_What you should do:_ Exactly as written, please set down all of the entries again, with no pictures.

—————

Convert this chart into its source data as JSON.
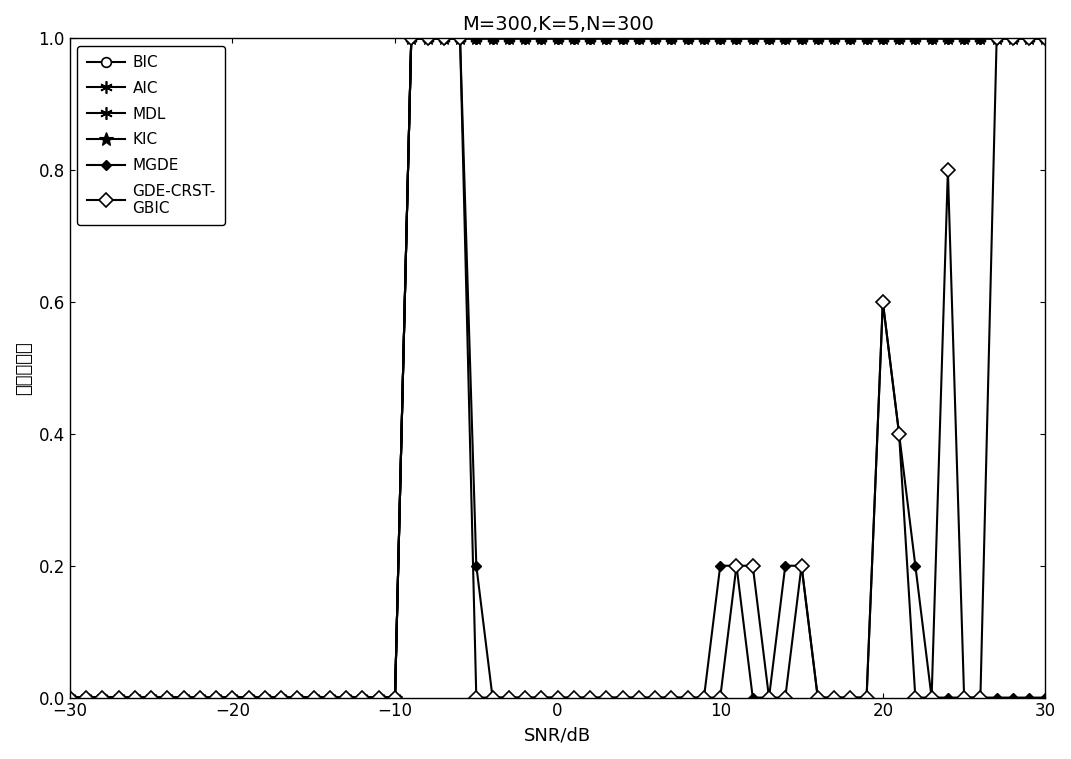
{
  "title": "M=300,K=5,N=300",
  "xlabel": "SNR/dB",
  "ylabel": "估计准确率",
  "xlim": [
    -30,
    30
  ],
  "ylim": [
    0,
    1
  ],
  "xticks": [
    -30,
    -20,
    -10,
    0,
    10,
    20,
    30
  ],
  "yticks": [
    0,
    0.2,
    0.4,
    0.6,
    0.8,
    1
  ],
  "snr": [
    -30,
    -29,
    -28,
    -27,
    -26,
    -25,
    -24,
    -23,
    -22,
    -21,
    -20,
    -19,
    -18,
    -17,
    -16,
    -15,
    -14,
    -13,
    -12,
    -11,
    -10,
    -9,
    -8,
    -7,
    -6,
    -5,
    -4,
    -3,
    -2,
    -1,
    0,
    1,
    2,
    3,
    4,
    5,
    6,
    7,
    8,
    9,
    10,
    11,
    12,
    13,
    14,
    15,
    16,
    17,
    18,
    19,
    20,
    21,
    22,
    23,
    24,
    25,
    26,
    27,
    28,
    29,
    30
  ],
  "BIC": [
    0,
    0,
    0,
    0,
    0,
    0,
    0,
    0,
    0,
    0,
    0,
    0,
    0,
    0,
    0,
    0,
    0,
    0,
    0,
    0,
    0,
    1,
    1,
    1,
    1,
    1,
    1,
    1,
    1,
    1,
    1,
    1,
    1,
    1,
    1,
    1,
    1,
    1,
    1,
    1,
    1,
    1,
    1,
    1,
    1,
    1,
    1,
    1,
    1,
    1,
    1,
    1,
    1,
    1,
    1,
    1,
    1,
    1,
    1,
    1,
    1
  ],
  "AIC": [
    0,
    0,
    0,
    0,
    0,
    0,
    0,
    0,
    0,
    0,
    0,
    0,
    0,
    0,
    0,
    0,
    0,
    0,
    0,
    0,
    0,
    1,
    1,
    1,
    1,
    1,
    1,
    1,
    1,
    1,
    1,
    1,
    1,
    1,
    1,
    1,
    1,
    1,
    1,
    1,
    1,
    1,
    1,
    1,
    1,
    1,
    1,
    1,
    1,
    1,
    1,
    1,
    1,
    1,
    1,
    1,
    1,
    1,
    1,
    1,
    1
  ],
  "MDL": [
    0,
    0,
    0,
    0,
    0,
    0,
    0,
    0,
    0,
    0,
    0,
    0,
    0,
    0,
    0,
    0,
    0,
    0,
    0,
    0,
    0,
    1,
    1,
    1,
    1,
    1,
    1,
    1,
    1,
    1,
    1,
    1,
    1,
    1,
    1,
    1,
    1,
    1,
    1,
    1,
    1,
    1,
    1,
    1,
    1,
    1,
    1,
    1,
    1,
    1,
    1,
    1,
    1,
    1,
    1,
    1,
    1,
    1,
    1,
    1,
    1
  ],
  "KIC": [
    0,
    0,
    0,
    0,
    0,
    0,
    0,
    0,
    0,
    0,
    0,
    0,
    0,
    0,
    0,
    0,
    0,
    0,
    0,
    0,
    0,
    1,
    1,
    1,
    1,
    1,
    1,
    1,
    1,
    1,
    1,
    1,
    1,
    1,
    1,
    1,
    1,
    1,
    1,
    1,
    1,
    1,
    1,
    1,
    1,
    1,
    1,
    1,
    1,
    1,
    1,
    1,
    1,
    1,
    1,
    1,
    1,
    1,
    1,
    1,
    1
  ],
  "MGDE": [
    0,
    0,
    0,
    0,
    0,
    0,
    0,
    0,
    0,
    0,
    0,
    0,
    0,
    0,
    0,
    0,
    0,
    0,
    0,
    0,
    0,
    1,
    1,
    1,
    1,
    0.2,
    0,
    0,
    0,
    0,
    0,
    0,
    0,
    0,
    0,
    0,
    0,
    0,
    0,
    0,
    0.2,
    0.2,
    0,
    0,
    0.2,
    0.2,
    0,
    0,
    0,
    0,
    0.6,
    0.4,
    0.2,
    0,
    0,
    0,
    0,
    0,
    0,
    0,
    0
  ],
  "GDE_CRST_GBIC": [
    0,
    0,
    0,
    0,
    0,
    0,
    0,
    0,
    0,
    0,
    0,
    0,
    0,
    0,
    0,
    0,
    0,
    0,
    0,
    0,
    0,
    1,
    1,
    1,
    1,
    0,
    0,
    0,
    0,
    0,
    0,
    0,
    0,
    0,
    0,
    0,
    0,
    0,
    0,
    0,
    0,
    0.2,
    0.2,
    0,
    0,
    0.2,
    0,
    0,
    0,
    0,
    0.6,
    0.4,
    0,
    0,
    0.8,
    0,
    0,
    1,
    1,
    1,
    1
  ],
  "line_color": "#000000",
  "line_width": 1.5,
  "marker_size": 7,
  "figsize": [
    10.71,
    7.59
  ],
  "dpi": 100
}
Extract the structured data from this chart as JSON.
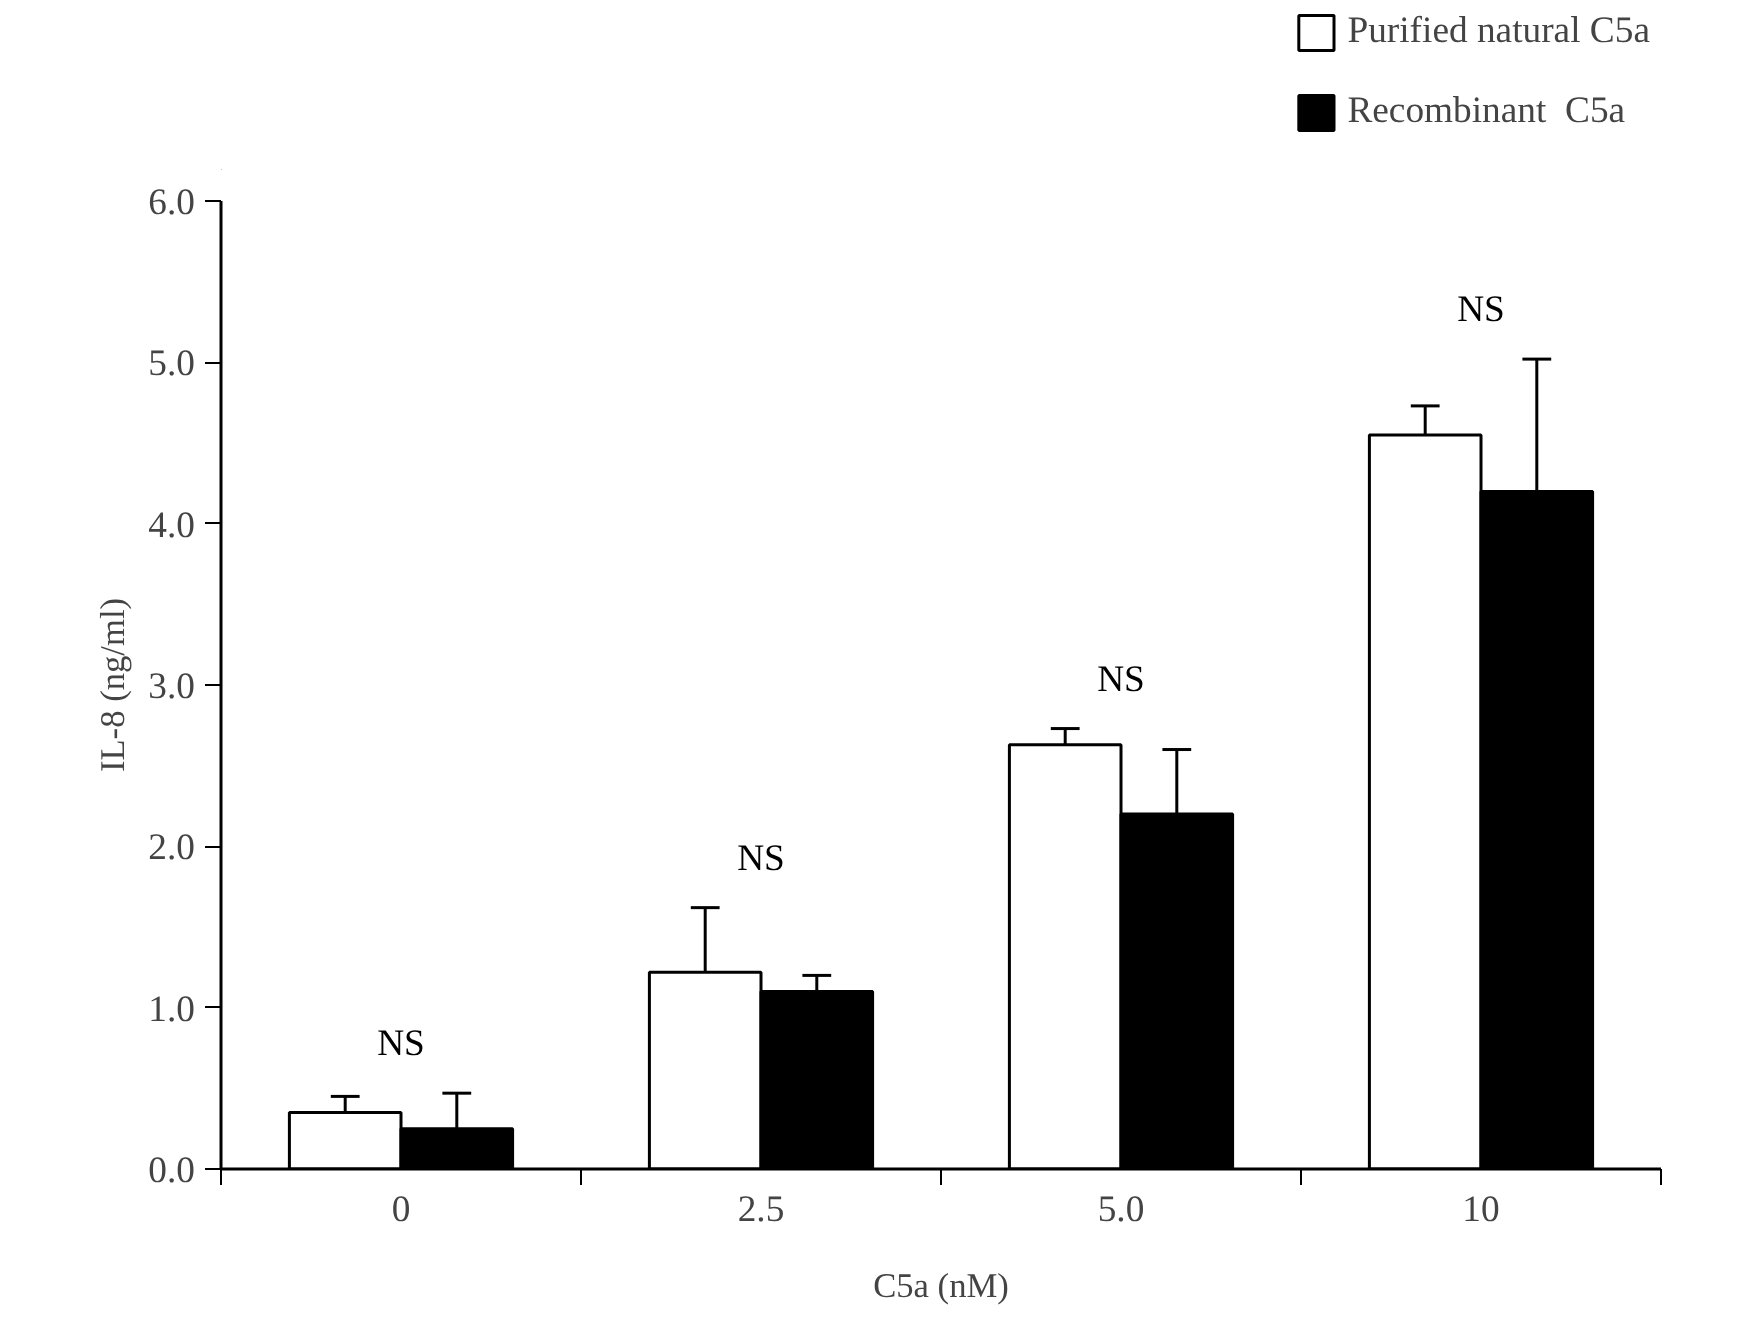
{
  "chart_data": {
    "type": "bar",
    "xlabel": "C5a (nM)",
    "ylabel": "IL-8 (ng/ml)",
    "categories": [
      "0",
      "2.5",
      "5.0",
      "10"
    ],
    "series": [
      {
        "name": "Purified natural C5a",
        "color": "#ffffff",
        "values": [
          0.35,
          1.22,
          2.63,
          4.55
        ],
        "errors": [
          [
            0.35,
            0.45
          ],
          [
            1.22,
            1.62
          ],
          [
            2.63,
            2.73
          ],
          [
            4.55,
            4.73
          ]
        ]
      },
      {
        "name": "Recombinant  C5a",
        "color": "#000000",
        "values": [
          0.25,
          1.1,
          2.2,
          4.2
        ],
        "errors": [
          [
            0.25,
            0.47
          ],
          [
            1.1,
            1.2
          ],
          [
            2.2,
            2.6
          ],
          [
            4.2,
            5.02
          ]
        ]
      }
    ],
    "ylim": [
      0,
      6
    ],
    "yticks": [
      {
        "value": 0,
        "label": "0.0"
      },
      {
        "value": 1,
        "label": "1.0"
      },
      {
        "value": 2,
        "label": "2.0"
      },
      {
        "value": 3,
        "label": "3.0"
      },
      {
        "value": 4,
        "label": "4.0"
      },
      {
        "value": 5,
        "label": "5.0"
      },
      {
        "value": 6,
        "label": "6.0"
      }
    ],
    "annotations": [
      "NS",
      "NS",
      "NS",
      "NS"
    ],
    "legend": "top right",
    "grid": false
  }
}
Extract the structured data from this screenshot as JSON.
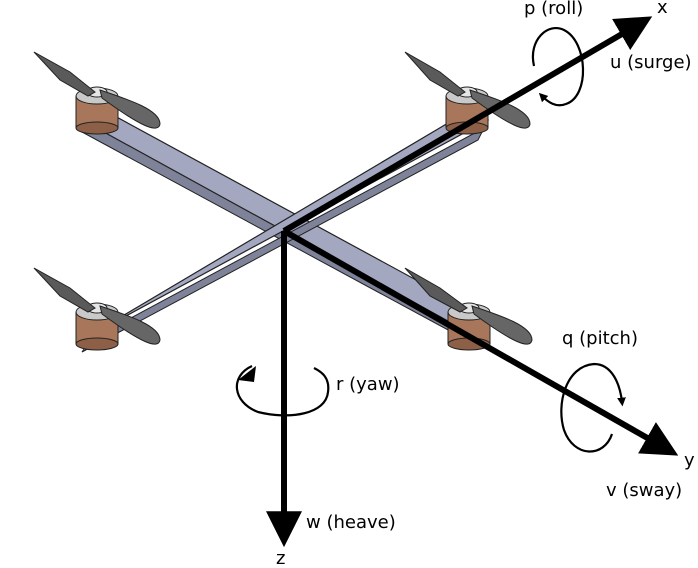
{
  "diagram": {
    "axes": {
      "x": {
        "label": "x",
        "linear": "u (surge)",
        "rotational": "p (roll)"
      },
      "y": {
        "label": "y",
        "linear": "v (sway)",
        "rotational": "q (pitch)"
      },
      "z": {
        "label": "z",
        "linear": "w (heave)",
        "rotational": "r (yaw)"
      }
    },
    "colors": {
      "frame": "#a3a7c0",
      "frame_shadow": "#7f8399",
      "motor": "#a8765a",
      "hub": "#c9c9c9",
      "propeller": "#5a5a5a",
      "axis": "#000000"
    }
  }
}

—————

_Final result:_
Convert this chart into its source data as JSON.
{
  "title": "M=300,K=5,N=300",
  "xlabel": "SNR/dB",
  "ylabel": "估计准确率",
  "xlim": [
    -30,
    30
  ],
  "ylim": [
    0,
    1
  ],
  "xticks": [
    -30,
    -20,
    -10,
    0,
    10,
    20,
    30
  ],
  "yticks": [
    0,
    0.2,
    0.4,
    0.6,
    0.8,
    1
  ],
  "snr": [
    -30,
    -29,
    -28,
    -27,
    -26,
    -25,
    -24,
    -23,
    -22,
    -21,
    -20,
    -19,
    -18,
    -17,
    -16,
    -15,
    -14,
    -13,
    -12,
    -11,
    -10,
    -9,
    -8,
    -7,
    -6,
    -5,
    -4,
    -3,
    -2,
    -1,
    0,
    1,
    2,
    3,
    4,
    5,
    6,
    7,
    8,
    9,
    10,
    11,
    12,
    13,
    14,
    15,
    16,
    17,
    18,
    19,
    20,
    21,
    22,
    23,
    24,
    25,
    26,
    27,
    28,
    29,
    30
  ],
  "BIC": [
    0,
    0,
    0,
    0,
    0,
    0,
    0,
    0,
    0,
    0,
    0,
    0,
    0,
    0,
    0,
    0,
    0,
    0,
    0,
    0,
    0,
    1,
    1,
    1,
    1,
    1,
    1,
    1,
    1,
    1,
    1,
    1,
    1,
    1,
    1,
    1,
    1,
    1,
    1,
    1,
    1,
    1,
    1,
    1,
    1,
    1,
    1,
    1,
    1,
    1,
    1,
    1,
    1,
    1,
    1,
    1,
    1,
    1,
    1,
    1,
    1
  ],
  "AIC": [
    0,
    0,
    0,
    0,
    0,
    0,
    0,
    0,
    0,
    0,
    0,
    0,
    0,
    0,
    0,
    0,
    0,
    0,
    0,
    0,
    0,
    1,
    1,
    1,
    1,
    1,
    1,
    1,
    1,
    1,
    1,
    1,
    1,
    1,
    1,
    1,
    1,
    1,
    1,
    1,
    1,
    1,
    1,
    1,
    1,
    1,
    1,
    1,
    1,
    1,
    1,
    1,
    1,
    1,
    1,
    1,
    1,
    1,
    1,
    1,
    1
  ],
  "MDL": [
    0,
    0,
    0,
    0,
    0,
    0,
    0,
    0,
    0,
    0,
    0,
    0,
    0,
    0,
    0,
    0,
    0,
    0,
    0,
    0,
    0,
    1,
    1,
    1,
    1,
    1,
    1,
    1,
    1,
    1,
    1,
    1,
    1,
    1,
    1,
    1,
    1,
    1,
    1,
    1,
    1,
    1,
    1,
    1,
    1,
    1,
    1,
    1,
    1,
    1,
    1,
    1,
    1,
    1,
    1,
    1,
    1,
    1,
    1,
    1,
    1
  ],
  "KIC": [
    0,
    0,
    0,
    0,
    0,
    0,
    0,
    0,
    0,
    0,
    0,
    0,
    0,
    0,
    0,
    0,
    0,
    0,
    0,
    0,
    0,
    1,
    1,
    1,
    1,
    1,
    1,
    1,
    1,
    1,
    1,
    1,
    1,
    1,
    1,
    1,
    1,
    1,
    1,
    1,
    1,
    1,
    1,
    1,
    1,
    1,
    1,
    1,
    1,
    1,
    1,
    1,
    1,
    1,
    1,
    1,
    1,
    1,
    1,
    1,
    1
  ],
  "MGDE": [
    0,
    0,
    0,
    0,
    0,
    0,
    0,
    0,
    0,
    0,
    0,
    0,
    0,
    0,
    0,
    0,
    0,
    0,
    0,
    0,
    0,
    1,
    1,
    1,
    1,
    0.2,
    0,
    0,
    0,
    0,
    0,
    0,
    0,
    0,
    0,
    0,
    0,
    0,
    0,
    0,
    0.2,
    0.2,
    0,
    0,
    0.2,
    0.2,
    0,
    0,
    0,
    0,
    0.6,
    0.4,
    0.2,
    0,
    0,
    0,
    0,
    0,
    0,
    0,
    0
  ],
  "GDE_CRST_GBIC": [
    0,
    0,
    0,
    0,
    0,
    0,
    0,
    0,
    0,
    0,
    0,
    0,
    0,
    0,
    0,
    0,
    0,
    0,
    0,
    0,
    0,
    1,
    1,
    1,
    1,
    0,
    0,
    0,
    0,
    0,
    0,
    0,
    0,
    0,
    0,
    0,
    0,
    0,
    0,
    0,
    0,
    0.2,
    0.2,
    0,
    0,
    0.2,
    0,
    0,
    0,
    0,
    0.6,
    0.4,
    0,
    0,
    0.8,
    0,
    0,
    1,
    1,
    1,
    1
  ],
  "line_color": "#000000",
  "line_width": 1.5,
  "marker_size": 7,
  "figsize": [
    10.71,
    7.59
  ],
  "dpi": 100
}
Extract the structured data from this chart as JSON.
{
  "chart_data": {
    "type": "bar",
    "xlabel": "C5a (nM)",
    "ylabel": "IL-8 (ng/ml)",
    "categories": [
      "0",
      "2.5",
      "5.0",
      "10"
    ],
    "series": [
      {
        "name": "Purified natural C5a",
        "color": "#ffffff",
        "values": [
          0.35,
          1.22,
          2.63,
          4.55
        ],
        "errors": [
          [
            0.35,
            0.45
          ],
          [
            1.22,
            1.62
          ],
          [
            2.63,
            2.73
          ],
          [
            4.55,
            4.73
          ]
        ]
      },
      {
        "name": "Recombinant  C5a",
        "color": "#000000",
        "values": [
          0.25,
          1.1,
          2.2,
          4.2
        ],
        "errors": [
          [
            0.25,
            0.47
          ],
          [
            1.1,
            1.2
          ],
          [
            2.2,
            2.6
          ],
          [
            4.2,
            5.02
          ]
        ]
      }
    ],
    "ylim": [
      0,
      6
    ],
    "yticks": [
      {
        "value": 0,
        "label": "0.0"
      },
      {
        "value": 1,
        "label": "1.0"
      },
      {
        "value": 2,
        "label": "2.0"
      },
      {
        "value": 3,
        "label": "3.0"
      },
      {
        "value": 4,
        "label": "4.0"
      },
      {
        "value": 5,
        "label": "5.0"
      },
      {
        "value": 6,
        "label": "6.0"
      }
    ],
    "annotations": [
      "NS",
      "NS",
      "NS",
      "NS"
    ],
    "legend": "top right",
    "grid": false
  }
}
Extract the structured data from this screenshot as JSON.
{
  "diagram": {
    "axes": {
      "x": {
        "label": "x",
        "linear": "u (surge)",
        "rotational": "p (roll)"
      },
      "y": {
        "label": "y",
        "linear": "v (sway)",
        "rotational": "q (pitch)"
      },
      "z": {
        "label": "z",
        "linear": "w (heave)",
        "rotational": "r (yaw)"
      }
    },
    "colors": {
      "frame": "#a3a7c0",
      "frame_shadow": "#7f8399",
      "motor": "#a8765a",
      "hub": "#c9c9c9",
      "propeller": "#5a5a5a",
      "axis": "#000000"
    }
  }
}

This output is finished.